# start of Record excerpts

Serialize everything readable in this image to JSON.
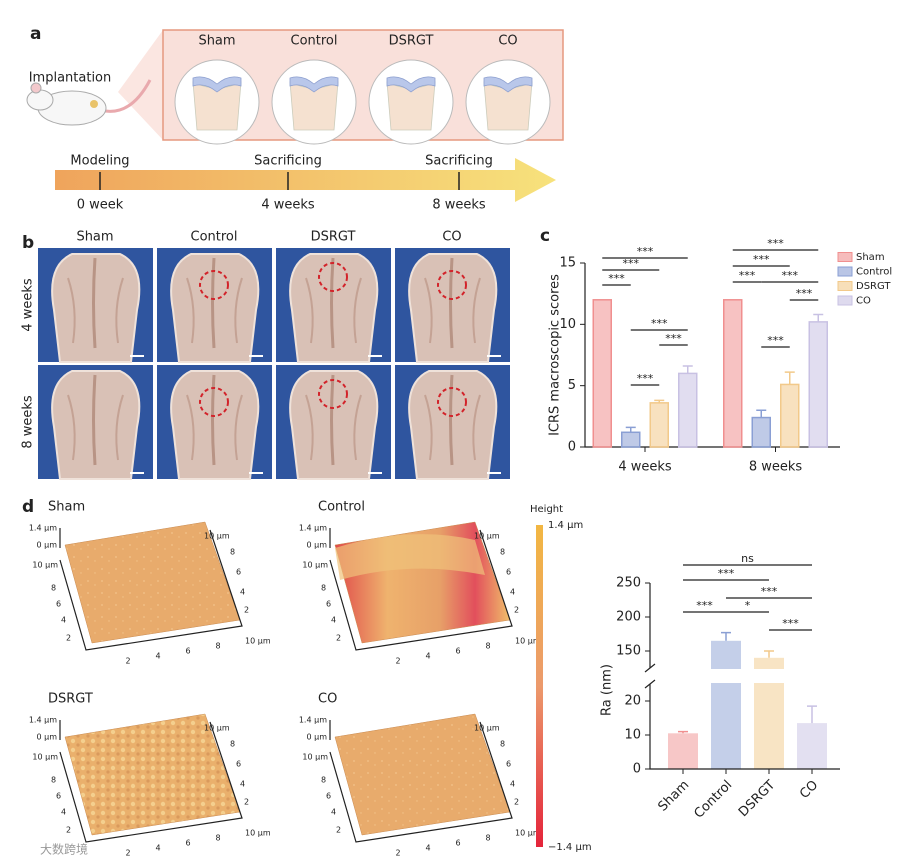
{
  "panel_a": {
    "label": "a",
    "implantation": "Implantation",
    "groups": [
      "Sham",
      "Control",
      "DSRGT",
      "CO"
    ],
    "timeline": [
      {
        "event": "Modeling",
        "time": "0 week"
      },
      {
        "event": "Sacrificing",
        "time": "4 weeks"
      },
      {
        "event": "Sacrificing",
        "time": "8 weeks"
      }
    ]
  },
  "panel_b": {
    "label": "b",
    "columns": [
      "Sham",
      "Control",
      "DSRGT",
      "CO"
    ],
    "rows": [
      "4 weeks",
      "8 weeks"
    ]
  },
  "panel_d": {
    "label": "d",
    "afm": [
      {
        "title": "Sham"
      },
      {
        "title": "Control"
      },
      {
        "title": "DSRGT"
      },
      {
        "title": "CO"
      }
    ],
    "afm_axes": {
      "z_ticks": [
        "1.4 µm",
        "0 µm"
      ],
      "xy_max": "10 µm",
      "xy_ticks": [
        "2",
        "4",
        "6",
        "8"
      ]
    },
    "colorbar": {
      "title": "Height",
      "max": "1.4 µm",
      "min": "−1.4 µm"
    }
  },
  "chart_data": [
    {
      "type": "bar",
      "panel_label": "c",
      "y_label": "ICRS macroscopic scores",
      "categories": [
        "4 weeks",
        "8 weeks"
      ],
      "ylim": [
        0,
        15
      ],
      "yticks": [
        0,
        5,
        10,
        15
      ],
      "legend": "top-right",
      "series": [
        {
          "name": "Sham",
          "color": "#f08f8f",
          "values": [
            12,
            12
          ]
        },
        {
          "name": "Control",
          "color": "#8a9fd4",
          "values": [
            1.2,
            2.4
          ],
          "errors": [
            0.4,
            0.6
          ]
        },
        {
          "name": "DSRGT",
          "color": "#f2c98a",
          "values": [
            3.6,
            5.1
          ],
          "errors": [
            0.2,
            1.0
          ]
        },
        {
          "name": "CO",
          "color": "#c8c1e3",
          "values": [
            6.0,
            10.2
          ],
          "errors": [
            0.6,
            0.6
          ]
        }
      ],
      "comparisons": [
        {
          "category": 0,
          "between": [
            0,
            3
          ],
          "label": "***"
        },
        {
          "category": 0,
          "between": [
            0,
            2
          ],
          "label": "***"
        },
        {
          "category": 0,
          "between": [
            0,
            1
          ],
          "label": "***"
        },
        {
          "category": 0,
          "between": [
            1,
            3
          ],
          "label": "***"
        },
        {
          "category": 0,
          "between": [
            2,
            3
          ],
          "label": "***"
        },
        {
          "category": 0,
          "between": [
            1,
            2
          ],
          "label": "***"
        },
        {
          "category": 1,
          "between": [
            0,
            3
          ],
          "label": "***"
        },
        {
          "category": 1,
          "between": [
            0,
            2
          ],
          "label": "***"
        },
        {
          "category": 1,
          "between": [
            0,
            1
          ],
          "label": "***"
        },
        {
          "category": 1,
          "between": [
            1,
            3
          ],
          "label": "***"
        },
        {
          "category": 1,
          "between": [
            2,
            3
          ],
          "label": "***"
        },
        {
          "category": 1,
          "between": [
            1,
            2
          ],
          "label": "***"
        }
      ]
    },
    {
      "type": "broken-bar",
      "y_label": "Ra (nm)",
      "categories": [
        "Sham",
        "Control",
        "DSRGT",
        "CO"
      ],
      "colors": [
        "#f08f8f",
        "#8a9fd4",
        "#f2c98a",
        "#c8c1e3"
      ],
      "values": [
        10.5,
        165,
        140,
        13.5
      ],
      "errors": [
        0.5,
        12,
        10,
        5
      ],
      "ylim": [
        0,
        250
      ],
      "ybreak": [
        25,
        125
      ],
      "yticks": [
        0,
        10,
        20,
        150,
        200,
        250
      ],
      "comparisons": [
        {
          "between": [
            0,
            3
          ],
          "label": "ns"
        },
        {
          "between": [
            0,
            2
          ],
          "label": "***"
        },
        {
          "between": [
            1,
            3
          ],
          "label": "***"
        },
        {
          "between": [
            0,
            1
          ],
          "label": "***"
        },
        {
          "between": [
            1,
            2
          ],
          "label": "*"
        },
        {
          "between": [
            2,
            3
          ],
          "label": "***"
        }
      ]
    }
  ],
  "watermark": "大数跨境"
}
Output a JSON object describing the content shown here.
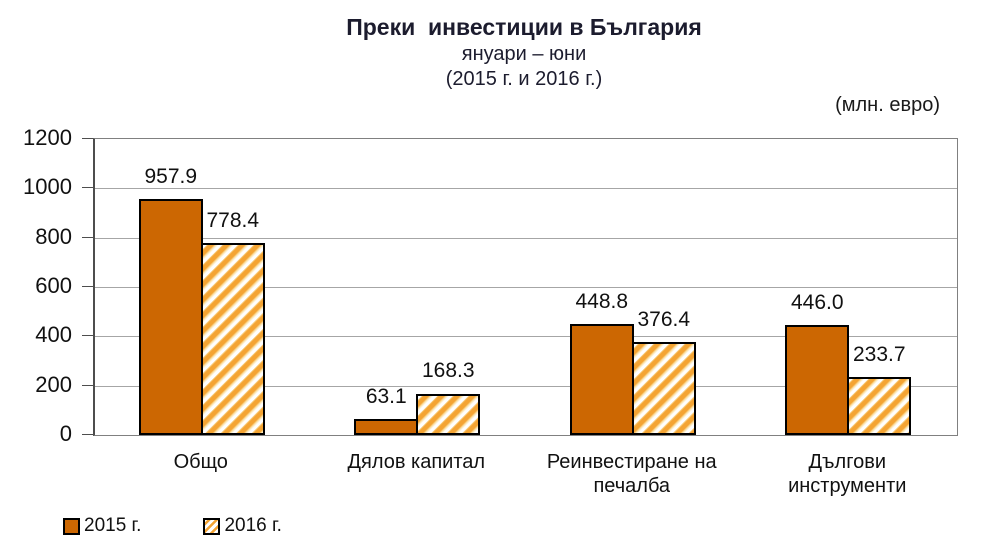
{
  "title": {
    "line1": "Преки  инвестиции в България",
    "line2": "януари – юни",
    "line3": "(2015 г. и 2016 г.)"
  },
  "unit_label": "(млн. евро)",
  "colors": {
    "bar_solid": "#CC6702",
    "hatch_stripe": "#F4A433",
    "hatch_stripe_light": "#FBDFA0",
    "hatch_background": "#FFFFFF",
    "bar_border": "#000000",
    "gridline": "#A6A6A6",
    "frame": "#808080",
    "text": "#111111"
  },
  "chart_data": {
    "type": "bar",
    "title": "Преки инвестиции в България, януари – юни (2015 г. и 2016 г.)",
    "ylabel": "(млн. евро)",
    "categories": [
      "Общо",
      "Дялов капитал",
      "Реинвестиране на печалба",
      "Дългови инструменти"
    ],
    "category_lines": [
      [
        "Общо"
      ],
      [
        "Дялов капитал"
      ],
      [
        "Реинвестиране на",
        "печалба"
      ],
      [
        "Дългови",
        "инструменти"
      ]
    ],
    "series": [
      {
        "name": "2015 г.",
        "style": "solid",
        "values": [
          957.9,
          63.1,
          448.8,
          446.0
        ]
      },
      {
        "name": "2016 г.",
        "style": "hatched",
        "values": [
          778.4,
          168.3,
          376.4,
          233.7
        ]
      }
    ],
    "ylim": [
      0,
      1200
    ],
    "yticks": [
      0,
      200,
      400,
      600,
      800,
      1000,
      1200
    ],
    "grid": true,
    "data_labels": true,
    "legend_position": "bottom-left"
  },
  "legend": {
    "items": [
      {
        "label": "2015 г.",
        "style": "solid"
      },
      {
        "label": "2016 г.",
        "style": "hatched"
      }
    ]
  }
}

# end of Record excerpts
# start of Record excerpts

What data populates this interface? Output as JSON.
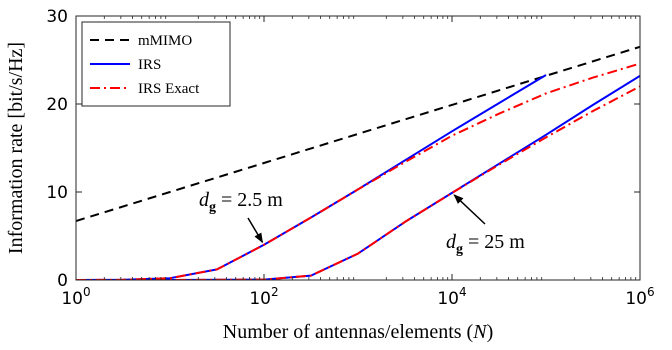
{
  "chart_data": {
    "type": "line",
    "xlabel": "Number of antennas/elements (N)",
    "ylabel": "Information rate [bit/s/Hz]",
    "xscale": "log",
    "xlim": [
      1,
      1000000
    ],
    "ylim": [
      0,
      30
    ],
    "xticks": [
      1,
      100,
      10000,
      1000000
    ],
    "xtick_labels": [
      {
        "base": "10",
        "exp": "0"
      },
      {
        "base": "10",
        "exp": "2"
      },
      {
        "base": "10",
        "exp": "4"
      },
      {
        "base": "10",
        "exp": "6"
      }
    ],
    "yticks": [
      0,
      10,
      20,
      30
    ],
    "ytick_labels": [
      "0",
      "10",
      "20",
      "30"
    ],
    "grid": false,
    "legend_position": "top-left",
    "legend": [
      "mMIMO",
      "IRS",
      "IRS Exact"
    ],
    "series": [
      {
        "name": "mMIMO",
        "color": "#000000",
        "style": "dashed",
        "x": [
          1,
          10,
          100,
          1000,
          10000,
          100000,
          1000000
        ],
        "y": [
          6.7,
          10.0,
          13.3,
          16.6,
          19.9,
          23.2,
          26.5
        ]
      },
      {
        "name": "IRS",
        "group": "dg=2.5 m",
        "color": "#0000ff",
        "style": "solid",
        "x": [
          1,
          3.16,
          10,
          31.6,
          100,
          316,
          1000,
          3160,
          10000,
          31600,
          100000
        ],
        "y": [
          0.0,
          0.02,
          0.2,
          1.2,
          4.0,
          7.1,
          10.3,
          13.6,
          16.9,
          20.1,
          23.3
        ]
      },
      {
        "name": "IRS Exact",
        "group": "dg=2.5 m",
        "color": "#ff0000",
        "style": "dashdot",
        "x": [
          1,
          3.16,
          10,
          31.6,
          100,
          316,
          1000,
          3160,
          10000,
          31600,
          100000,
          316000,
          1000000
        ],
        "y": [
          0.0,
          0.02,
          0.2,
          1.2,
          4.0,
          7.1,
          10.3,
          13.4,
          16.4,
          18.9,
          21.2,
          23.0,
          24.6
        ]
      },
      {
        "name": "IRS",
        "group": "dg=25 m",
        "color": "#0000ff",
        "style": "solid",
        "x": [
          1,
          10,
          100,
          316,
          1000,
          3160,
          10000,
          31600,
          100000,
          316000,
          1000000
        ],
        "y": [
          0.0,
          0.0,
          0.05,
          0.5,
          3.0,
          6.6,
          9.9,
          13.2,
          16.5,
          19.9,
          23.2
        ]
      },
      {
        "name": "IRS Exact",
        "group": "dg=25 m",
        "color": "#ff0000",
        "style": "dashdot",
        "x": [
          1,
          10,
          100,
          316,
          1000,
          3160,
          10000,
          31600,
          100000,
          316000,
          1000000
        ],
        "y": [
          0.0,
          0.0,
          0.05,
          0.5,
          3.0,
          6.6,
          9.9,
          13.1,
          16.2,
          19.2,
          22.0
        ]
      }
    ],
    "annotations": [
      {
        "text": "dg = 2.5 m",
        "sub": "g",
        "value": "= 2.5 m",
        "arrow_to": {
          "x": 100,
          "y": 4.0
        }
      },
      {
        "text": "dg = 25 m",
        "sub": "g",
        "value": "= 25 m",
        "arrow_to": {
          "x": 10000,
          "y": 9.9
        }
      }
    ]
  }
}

# end of Record excerpts

Task instructions: Pull out all lines from the entries above in which the word "type" appears.

Exercise solution:
      "type": "bar",
      "type": "broken-bar",
    "type": "bar",
    "type": "line",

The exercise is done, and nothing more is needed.